■ **Dataset entries**
——
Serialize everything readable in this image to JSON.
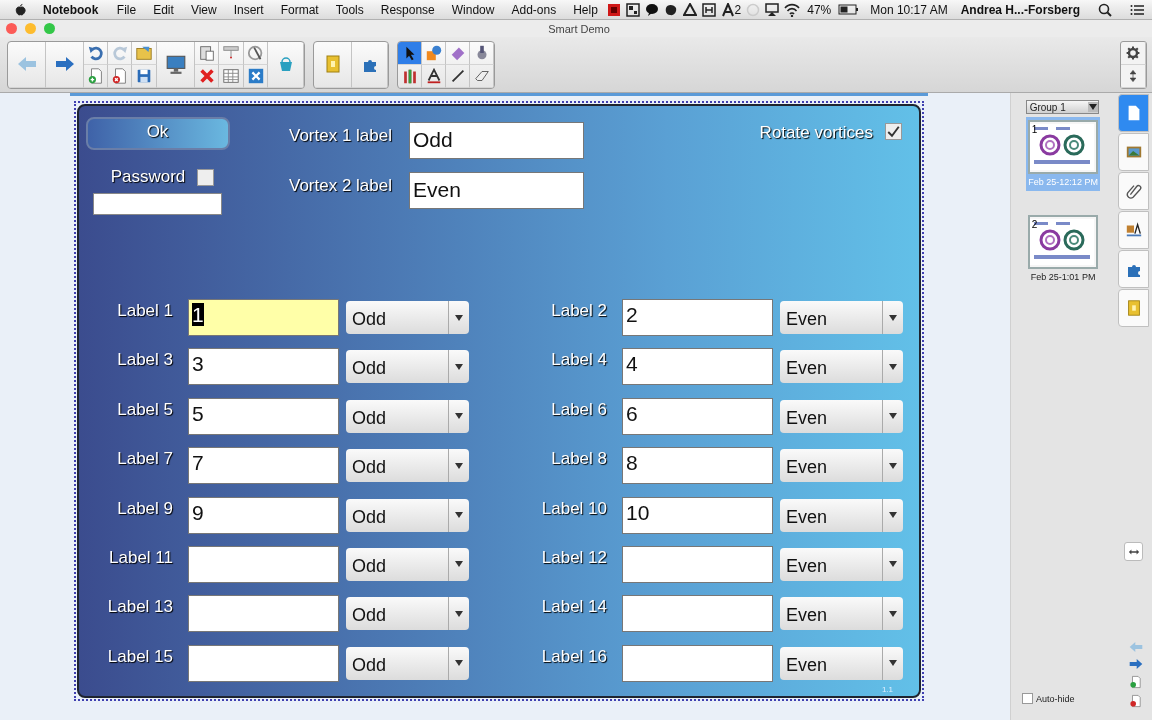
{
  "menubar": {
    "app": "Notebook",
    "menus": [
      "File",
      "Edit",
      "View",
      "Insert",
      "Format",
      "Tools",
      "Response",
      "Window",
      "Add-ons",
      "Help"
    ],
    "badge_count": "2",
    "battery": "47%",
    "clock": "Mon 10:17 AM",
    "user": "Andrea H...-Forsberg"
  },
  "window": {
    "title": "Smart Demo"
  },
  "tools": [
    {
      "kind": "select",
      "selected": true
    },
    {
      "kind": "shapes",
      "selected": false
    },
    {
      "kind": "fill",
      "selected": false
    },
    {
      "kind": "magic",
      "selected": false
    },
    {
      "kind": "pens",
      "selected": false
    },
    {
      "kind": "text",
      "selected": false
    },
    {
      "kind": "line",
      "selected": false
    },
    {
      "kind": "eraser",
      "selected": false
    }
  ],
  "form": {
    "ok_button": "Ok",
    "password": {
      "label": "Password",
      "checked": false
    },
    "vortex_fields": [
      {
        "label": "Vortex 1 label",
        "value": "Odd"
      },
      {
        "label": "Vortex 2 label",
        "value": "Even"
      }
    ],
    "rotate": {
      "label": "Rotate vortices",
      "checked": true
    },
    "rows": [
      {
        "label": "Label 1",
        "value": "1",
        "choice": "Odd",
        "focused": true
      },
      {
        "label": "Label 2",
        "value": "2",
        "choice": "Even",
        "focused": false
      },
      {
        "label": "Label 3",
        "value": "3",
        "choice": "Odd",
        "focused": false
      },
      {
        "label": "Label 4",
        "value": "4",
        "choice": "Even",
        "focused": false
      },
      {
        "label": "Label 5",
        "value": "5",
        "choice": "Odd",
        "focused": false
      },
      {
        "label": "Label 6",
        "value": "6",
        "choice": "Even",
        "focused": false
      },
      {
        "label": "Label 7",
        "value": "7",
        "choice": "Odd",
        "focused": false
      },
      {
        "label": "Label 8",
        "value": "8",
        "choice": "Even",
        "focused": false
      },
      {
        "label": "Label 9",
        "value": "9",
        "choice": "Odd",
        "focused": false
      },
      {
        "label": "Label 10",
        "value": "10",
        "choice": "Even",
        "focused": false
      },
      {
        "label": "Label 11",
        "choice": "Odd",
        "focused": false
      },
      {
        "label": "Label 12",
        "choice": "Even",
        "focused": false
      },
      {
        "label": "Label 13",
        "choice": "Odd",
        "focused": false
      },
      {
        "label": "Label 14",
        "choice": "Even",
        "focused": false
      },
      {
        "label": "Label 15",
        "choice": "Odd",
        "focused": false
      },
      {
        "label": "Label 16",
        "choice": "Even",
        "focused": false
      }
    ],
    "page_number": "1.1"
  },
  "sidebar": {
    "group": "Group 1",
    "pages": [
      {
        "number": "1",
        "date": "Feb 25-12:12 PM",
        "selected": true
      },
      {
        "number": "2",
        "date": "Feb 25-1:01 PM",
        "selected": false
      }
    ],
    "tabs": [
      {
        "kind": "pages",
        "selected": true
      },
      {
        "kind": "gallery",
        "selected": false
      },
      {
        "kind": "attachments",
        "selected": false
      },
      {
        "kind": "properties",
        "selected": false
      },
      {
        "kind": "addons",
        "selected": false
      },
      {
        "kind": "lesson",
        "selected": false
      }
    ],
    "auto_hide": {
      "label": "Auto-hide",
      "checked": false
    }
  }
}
——
■ **What the exercise asks**
Repeat the material above word for word and skip every image in it.

■ **Completed task**
Serialize everything readable in this image to JSON.
{
  "menubar": {
    "app": "Notebook",
    "menus": [
      "File",
      "Edit",
      "View",
      "Insert",
      "Format",
      "Tools",
      "Response",
      "Window",
      "Add-ons",
      "Help"
    ],
    "badge_count": "2",
    "battery": "47%",
    "clock": "Mon 10:17 AM",
    "user": "Andrea H...-Forsberg"
  },
  "window": {
    "title": "Smart Demo"
  },
  "tools": [
    {
      "kind": "select",
      "selected": true
    },
    {
      "kind": "shapes",
      "selected": false
    },
    {
      "kind": "fill",
      "selected": false
    },
    {
      "kind": "magic",
      "selected": false
    },
    {
      "kind": "pens",
      "selected": false
    },
    {
      "kind": "text",
      "selected": false
    },
    {
      "kind": "line",
      "selected": false
    },
    {
      "kind": "eraser",
      "selected": false
    }
  ],
  "form": {
    "ok_button": "Ok",
    "password": {
      "label": "Password",
      "checked": false
    },
    "vortex_fields": [
      {
        "label": "Vortex 1 label",
        "value": "Odd"
      },
      {
        "label": "Vortex 2 label",
        "value": "Even"
      }
    ],
    "rotate": {
      "label": "Rotate vortices",
      "checked": true
    },
    "rows": [
      {
        "label": "Label 1",
        "value": "1",
        "choice": "Odd",
        "focused": true
      },
      {
        "label": "Label 2",
        "value": "2",
        "choice": "Even",
        "focused": false
      },
      {
        "label": "Label 3",
        "value": "3",
        "choice": "Odd",
        "focused": false
      },
      {
        "label": "Label 4",
        "value": "4",
        "choice": "Even",
        "focused": false
      },
      {
        "label": "Label 5",
        "value": "5",
        "choice": "Odd",
        "focused": false
      },
      {
        "label": "Label 6",
        "value": "6",
        "choice": "Even",
        "focused": false
      },
      {
        "label": "Label 7",
        "value": "7",
        "choice": "Odd",
        "focused": false
      },
      {
        "label": "Label 8",
        "value": "8",
        "choice": "Even",
        "focused": false
      },
      {
        "label": "Label 9",
        "value": "9",
        "choice": "Odd",
        "focused": false
      },
      {
        "label": "Label 10",
        "value": "10",
        "choice": "Even",
        "focused": false
      },
      {
        "label": "Label 11",
        "choice": "Odd",
        "focused": false
      },
      {
        "label": "Label 12",
        "choice": "Even",
        "focused": false
      },
      {
        "label": "Label 13",
        "choice": "Odd",
        "focused": false
      },
      {
        "label": "Label 14",
        "choice": "Even",
        "focused": false
      },
      {
        "label": "Label 15",
        "choice": "Odd",
        "focused": false
      },
      {
        "label": "Label 16",
        "choice": "Even",
        "focused": false
      }
    ],
    "page_number": "1.1"
  },
  "sidebar": {
    "group": "Group 1",
    "pages": [
      {
        "number": "1",
        "date": "Feb 25-12:12 PM",
        "selected": true
      },
      {
        "number": "2",
        "date": "Feb 25-1:01 PM",
        "selected": false
      }
    ],
    "tabs": [
      {
        "kind": "pages",
        "selected": true
      },
      {
        "kind": "gallery",
        "selected": false
      },
      {
        "kind": "attachments",
        "selected": false
      },
      {
        "kind": "properties",
        "selected": false
      },
      {
        "kind": "addons",
        "selected": false
      },
      {
        "kind": "lesson",
        "selected": false
      }
    ],
    "auto_hide": {
      "label": "Auto-hide",
      "checked": false
    }
  }
}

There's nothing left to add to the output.